* **The request**
What follows is a block of records; restate each one word for word.
═════ Task data
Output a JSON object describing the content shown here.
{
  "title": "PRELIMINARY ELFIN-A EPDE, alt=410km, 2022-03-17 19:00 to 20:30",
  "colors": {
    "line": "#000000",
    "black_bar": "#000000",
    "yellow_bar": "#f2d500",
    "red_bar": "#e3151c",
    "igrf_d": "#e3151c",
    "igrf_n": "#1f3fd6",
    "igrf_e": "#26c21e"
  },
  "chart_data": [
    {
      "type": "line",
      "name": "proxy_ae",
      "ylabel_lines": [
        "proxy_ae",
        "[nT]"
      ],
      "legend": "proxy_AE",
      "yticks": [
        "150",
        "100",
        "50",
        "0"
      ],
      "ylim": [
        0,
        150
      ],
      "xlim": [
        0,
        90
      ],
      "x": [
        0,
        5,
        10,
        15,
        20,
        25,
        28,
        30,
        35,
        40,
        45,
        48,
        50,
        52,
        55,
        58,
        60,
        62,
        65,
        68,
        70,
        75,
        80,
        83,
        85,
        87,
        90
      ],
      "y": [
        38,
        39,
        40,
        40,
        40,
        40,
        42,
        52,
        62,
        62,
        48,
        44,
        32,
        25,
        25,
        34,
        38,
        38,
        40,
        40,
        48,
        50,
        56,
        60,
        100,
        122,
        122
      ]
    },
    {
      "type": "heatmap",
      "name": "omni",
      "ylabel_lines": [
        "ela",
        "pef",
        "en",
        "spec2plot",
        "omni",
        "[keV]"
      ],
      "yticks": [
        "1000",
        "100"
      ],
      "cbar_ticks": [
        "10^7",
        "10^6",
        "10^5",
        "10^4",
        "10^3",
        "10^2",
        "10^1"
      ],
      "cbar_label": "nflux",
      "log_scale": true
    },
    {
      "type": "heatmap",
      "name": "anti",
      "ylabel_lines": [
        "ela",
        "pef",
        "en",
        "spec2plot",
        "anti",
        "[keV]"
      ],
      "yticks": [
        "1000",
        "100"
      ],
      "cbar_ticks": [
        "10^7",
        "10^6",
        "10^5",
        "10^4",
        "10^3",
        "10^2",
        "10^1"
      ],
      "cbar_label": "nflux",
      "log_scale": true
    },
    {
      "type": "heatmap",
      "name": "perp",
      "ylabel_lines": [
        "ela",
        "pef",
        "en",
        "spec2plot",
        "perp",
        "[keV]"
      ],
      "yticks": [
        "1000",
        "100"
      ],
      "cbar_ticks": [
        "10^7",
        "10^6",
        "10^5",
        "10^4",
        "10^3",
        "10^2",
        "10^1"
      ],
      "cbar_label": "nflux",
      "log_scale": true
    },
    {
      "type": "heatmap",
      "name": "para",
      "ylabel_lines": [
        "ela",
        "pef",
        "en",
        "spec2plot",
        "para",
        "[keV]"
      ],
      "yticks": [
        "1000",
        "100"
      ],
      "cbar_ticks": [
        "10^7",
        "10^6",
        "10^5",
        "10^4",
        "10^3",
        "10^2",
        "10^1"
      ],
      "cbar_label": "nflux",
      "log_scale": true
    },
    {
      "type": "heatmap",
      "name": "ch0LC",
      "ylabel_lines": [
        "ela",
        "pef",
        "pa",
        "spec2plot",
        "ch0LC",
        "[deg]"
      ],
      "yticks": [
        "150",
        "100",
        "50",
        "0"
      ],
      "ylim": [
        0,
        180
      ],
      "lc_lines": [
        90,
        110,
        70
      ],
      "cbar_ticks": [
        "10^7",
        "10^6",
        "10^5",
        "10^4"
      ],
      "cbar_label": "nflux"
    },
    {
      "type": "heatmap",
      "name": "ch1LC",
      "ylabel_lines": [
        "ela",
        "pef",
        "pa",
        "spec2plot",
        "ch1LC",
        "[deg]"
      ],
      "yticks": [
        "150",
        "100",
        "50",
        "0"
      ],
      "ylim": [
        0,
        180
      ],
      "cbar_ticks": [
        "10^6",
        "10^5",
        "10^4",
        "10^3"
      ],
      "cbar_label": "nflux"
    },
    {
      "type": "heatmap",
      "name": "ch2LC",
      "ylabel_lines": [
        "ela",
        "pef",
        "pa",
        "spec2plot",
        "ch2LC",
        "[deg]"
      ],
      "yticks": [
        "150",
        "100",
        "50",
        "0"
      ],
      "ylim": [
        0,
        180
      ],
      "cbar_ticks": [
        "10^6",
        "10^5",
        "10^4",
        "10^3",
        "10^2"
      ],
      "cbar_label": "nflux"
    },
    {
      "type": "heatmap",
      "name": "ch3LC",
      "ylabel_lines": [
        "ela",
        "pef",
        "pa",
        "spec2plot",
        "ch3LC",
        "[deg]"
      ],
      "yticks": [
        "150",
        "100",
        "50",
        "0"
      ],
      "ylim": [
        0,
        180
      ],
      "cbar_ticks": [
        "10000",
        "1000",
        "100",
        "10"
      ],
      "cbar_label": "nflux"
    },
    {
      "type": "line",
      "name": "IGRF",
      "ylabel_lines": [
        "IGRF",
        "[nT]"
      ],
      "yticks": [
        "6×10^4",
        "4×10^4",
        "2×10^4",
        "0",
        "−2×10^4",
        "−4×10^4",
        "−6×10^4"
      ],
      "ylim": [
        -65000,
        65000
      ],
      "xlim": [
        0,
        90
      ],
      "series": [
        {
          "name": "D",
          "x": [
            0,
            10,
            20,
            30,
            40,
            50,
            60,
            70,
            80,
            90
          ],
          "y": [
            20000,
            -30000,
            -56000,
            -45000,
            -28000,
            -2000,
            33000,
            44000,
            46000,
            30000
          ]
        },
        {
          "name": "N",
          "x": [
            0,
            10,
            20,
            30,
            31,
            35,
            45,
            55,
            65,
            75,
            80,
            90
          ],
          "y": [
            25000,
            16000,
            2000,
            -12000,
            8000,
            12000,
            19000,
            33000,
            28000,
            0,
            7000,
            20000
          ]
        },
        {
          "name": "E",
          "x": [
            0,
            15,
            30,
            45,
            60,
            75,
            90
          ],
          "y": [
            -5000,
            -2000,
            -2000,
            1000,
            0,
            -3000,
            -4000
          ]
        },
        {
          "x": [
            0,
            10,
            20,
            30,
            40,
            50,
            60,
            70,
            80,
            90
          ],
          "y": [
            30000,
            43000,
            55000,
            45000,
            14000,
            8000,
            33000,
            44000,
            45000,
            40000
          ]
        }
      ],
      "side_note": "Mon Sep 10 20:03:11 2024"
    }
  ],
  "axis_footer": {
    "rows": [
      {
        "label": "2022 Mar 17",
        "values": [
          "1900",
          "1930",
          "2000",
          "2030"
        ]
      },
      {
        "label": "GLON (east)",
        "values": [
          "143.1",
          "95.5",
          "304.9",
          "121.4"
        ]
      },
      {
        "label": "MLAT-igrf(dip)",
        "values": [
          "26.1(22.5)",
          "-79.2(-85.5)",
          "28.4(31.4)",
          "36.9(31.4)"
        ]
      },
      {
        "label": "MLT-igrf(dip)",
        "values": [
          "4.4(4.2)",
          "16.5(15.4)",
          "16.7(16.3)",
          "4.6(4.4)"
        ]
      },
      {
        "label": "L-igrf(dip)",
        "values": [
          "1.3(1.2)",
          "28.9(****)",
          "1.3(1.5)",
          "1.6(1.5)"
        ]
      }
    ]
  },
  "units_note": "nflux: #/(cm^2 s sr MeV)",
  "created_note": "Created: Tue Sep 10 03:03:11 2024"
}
══════════
* **Worked solution**
Output a JSON object describing the content shown here.
{
  "title": "PRELIMINARY ELFIN-A EPDE, alt=410km, 2022-03-17 19:00 to 20:30",
  "colors": {
    "line": "#000000",
    "black_bar": "#000000",
    "yellow_bar": "#f2d500",
    "red_bar": "#e3151c",
    "igrf_d": "#e3151c",
    "igrf_n": "#1f3fd6",
    "igrf_e": "#26c21e"
  },
  "chart_data": [
    {
      "type": "line",
      "name": "proxy_ae",
      "ylabel_lines": [
        "proxy_ae",
        "[nT]"
      ],
      "legend": "proxy_AE",
      "yticks": [
        "150",
        "100",
        "50",
        "0"
      ],
      "ylim": [
        0,
        150
      ],
      "xlim": [
        0,
        90
      ],
      "x": [
        0,
        5,
        10,
        15,
        20,
        25,
        28,
        30,
        35,
        40,
        45,
        48,
        50,
        52,
        55,
        58,
        60,
        62,
        65,
        68,
        70,
        75,
        80,
        83,
        85,
        87,
        90
      ],
      "y": [
        38,
        39,
        40,
        40,
        40,
        40,
        42,
        52,
        62,
        62,
        48,
        44,
        32,
        25,
        25,
        34,
        38,
        38,
        40,
        40,
        48,
        50,
        56,
        60,
        100,
        122,
        122
      ]
    },
    {
      "type": "heatmap",
      "name": "omni",
      "ylabel_lines": [
        "ela",
        "pef",
        "en",
        "spec2plot",
        "omni",
        "[keV]"
      ],
      "yticks": [
        "1000",
        "100"
      ],
      "cbar_ticks": [
        "10^7",
        "10^6",
        "10^5",
        "10^4",
        "10^3",
        "10^2",
        "10^1"
      ],
      "cbar_label": "nflux",
      "log_scale": true
    },
    {
      "type": "heatmap",
      "name": "anti",
      "ylabel_lines": [
        "ela",
        "pef",
        "en",
        "spec2plot",
        "anti",
        "[keV]"
      ],
      "yticks": [
        "1000",
        "100"
      ],
      "cbar_ticks": [
        "10^7",
        "10^6",
        "10^5",
        "10^4",
        "10^3",
        "10^2",
        "10^1"
      ],
      "cbar_label": "nflux",
      "log_scale": true
    },
    {
      "type": "heatmap",
      "name": "perp",
      "ylabel_lines": [
        "ela",
        "pef",
        "en",
        "spec2plot",
        "perp",
        "[keV]"
      ],
      "yticks": [
        "1000",
        "100"
      ],
      "cbar_ticks": [
        "10^7",
        "10^6",
        "10^5",
        "10^4",
        "10^3",
        "10^2",
        "10^1"
      ],
      "cbar_label": "nflux",
      "log_scale": true
    },
    {
      "type": "heatmap",
      "name": "para",
      "ylabel_lines": [
        "ela",
        "pef",
        "en",
        "spec2plot",
        "para",
        "[keV]"
      ],
      "yticks": [
        "1000",
        "100"
      ],
      "cbar_ticks": [
        "10^7",
        "10^6",
        "10^5",
        "10^4",
        "10^3",
        "10^2",
        "10^1"
      ],
      "cbar_label": "nflux",
      "log_scale": true
    },
    {
      "type": "heatmap",
      "name": "ch0LC",
      "ylabel_lines": [
        "ela",
        "pef",
        "pa",
        "spec2plot",
        "ch0LC",
        "[deg]"
      ],
      "yticks": [
        "150",
        "100",
        "50",
        "0"
      ],
      "ylim": [
        0,
        180
      ],
      "lc_lines": [
        90,
        110,
        70
      ],
      "cbar_ticks": [
        "10^7",
        "10^6",
        "10^5",
        "10^4"
      ],
      "cbar_label": "nflux"
    },
    {
      "type": "heatmap",
      "name": "ch1LC",
      "ylabel_lines": [
        "ela",
        "pef",
        "pa",
        "spec2plot",
        "ch1LC",
        "[deg]"
      ],
      "yticks": [
        "150",
        "100",
        "50",
        "0"
      ],
      "ylim": [
        0,
        180
      ],
      "cbar_ticks": [
        "10^6",
        "10^5",
        "10^4",
        "10^3"
      ],
      "cbar_label": "nflux"
    },
    {
      "type": "heatmap",
      "name": "ch2LC",
      "ylabel_lines": [
        "ela",
        "pef",
        "pa",
        "spec2plot",
        "ch2LC",
        "[deg]"
      ],
      "yticks": [
        "150",
        "100",
        "50",
        "0"
      ],
      "ylim": [
        0,
        180
      ],
      "cbar_ticks": [
        "10^6",
        "10^5",
        "10^4",
        "10^3",
        "10^2"
      ],
      "cbar_label": "nflux"
    },
    {
      "type": "heatmap",
      "name": "ch3LC",
      "ylabel_lines": [
        "ela",
        "pef",
        "pa",
        "spec2plot",
        "ch3LC",
        "[deg]"
      ],
      "yticks": [
        "150",
        "100",
        "50",
        "0"
      ],
      "ylim": [
        0,
        180
      ],
      "cbar_ticks": [
        "10000",
        "1000",
        "100",
        "10"
      ],
      "cbar_label": "nflux"
    },
    {
      "type": "line",
      "name": "IGRF",
      "ylabel_lines": [
        "IGRF",
        "[nT]"
      ],
      "yticks": [
        "6×10^4",
        "4×10^4",
        "2×10^4",
        "0",
        "−2×10^4",
        "−4×10^4",
        "−6×10^4"
      ],
      "ylim": [
        -65000,
        65000
      ],
      "xlim": [
        0,
        90
      ],
      "series": [
        {
          "name": "D",
          "x": [
            0,
            10,
            20,
            30,
            40,
            50,
            60,
            70,
            80,
            90
          ],
          "y": [
            20000,
            -30000,
            -56000,
            -45000,
            -28000,
            -2000,
            33000,
            44000,
            46000,
            30000
          ]
        },
        {
          "name": "N",
          "x": [
            0,
            10,
            20,
            30,
            31,
            35,
            45,
            55,
            65,
            75,
            80,
            90
          ],
          "y": [
            25000,
            16000,
            2000,
            -12000,
            8000,
            12000,
            19000,
            33000,
            28000,
            0,
            7000,
            20000
          ]
        },
        {
          "name": "E",
          "x": [
            0,
            15,
            30,
            45,
            60,
            75,
            90
          ],
          "y": [
            -5000,
            -2000,
            -2000,
            1000,
            0,
            -3000,
            -4000
          ]
        },
        {
          "x": [
            0,
            10,
            20,
            30,
            40,
            50,
            60,
            70,
            80,
            90
          ],
          "y": [
            30000,
            43000,
            55000,
            45000,
            14000,
            8000,
            33000,
            44000,
            45000,
            40000
          ]
        }
      ],
      "side_note": "Mon Sep 10 20:03:11 2024"
    }
  ],
  "axis_footer": {
    "rows": [
      {
        "label": "2022 Mar 17",
        "values": [
          "1900",
          "1930",
          "2000",
          "2030"
        ]
      },
      {
        "label": "GLON (east)",
        "values": [
          "143.1",
          "95.5",
          "304.9",
          "121.4"
        ]
      },
      {
        "label": "MLAT-igrf(dip)",
        "values": [
          "26.1(22.5)",
          "-79.2(-85.5)",
          "28.4(31.4)",
          "36.9(31.4)"
        ]
      },
      {
        "label": "MLT-igrf(dip)",
        "values": [
          "4.4(4.2)",
          "16.5(15.4)",
          "16.7(16.3)",
          "4.6(4.4)"
        ]
      },
      {
        "label": "L-igrf(dip)",
        "values": [
          "1.3(1.2)",
          "28.9(****)",
          "1.3(1.5)",
          "1.6(1.5)"
        ]
      }
    ]
  },
  "units_note": "nflux: #/(cm^2 s sr MeV)",
  "created_note": "Created: Tue Sep 10 03:03:11 2024"
}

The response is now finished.